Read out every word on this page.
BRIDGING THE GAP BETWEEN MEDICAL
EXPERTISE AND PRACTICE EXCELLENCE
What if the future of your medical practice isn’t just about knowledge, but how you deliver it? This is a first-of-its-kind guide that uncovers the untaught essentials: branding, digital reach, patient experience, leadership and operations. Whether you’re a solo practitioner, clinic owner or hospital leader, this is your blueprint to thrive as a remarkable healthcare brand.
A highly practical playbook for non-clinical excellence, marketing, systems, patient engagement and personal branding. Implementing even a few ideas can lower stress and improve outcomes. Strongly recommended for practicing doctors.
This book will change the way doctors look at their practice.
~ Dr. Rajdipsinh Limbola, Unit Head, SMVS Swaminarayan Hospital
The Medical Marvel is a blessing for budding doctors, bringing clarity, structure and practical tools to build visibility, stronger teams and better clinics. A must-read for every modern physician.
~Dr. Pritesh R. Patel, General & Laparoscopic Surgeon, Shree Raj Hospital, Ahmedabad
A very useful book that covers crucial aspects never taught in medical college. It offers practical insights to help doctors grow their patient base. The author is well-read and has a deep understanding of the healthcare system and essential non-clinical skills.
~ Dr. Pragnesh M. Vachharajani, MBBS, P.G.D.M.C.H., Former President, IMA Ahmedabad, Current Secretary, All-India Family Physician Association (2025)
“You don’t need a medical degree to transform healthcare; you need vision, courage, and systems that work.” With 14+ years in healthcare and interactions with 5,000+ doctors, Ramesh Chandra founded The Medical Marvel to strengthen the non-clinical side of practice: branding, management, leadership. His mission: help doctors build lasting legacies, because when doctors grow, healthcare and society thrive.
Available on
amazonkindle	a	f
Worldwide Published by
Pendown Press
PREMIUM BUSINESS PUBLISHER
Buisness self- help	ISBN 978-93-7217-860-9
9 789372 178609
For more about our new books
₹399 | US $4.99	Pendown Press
------------------------------
— Required work —
Write out each line of the data above again, exactly as given.

— Solution to the exercise —
Read out every word on this page.
BRIDGING THE GAP BETWEEN MEDICAL
EXPERTISE AND PRACTICE EXCELLENCE
What if the future of your medical practice isn’t just about knowledge, but how you deliver it? This is a first-of-its-kind guide that uncovers the untaught essentials: branding, digital reach, patient experience, leadership and operations. Whether you’re a solo practitioner, clinic owner or hospital leader, this is your blueprint to thrive as a remarkable healthcare brand.
A highly practical playbook for non-clinical excellence, marketing, systems, patient engagement and personal branding. Implementing even a few ideas can lower stress and improve outcomes. Strongly recommended for practicing doctors.
This book will change the way doctors look at their practice.
~ Dr. Rajdipsinh Limbola, Unit Head, SMVS Swaminarayan Hospital
The Medical Marvel is a blessing for budding doctors, bringing clarity, structure and practical tools to build visibility, stronger teams and better clinics. A must-read for every modern physician.
~Dr. Pritesh R. Patel, General & Laparoscopic Surgeon, Shree Raj Hospital, Ahmedabad
A very useful book that covers crucial aspects never taught in medical college. It offers practical insights to help doctors grow their patient base. The author is well-read and has a deep understanding of the healthcare system and essential non-clinical skills.
~ Dr. Pragnesh M. Vachharajani, MBBS, P.G.D.M.C.H., Former President, IMA Ahmedabad, Current Secretary, All-India Family Physician Association (2025)
“You don’t need a medical degree to transform healthcare; you need vision, courage, and systems that work.” With 14+ years in healthcare and interactions with 5,000+ doctors, Ramesh Chandra founded The Medical Marvel to strengthen the non-clinical side of practice: branding, management, leadership. His mission: help doctors build lasting legacies, because when doctors grow, healthcare and society thrive.
Available on
amazonkindle	a	f
Worldwide Published by
Pendown Press
PREMIUM BUSINESS PUBLISHER
Buisness self- help	ISBN 978-93-7217-860-9
9 789372 178609
For more about our new books
₹399 | US $4.99	Pendown Press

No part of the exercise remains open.